■ Task ■
Going through the material below, please gather all lines with the word "SKILLS" in them.

■ Supplied information ■
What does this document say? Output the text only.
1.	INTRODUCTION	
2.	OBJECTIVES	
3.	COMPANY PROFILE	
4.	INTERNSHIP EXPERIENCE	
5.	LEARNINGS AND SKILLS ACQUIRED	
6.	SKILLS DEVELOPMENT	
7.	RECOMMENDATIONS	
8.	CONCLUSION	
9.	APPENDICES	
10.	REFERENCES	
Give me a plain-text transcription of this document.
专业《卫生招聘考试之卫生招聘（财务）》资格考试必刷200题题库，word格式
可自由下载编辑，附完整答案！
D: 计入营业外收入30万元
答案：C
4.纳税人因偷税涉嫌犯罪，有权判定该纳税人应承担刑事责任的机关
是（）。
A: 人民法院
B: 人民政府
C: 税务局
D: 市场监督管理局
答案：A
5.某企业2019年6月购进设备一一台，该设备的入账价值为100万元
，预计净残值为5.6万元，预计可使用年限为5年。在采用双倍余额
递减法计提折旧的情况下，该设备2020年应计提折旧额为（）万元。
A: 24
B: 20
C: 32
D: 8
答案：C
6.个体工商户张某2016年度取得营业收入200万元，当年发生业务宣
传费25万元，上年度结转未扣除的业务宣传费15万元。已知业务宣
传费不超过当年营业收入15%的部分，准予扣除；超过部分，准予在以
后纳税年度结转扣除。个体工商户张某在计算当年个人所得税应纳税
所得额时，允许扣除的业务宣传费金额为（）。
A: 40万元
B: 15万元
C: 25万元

■ The reply ■
5.	LEARNINGS AND SKILLS ACQUIRED	
6.	SKILLS DEVELOPMENT	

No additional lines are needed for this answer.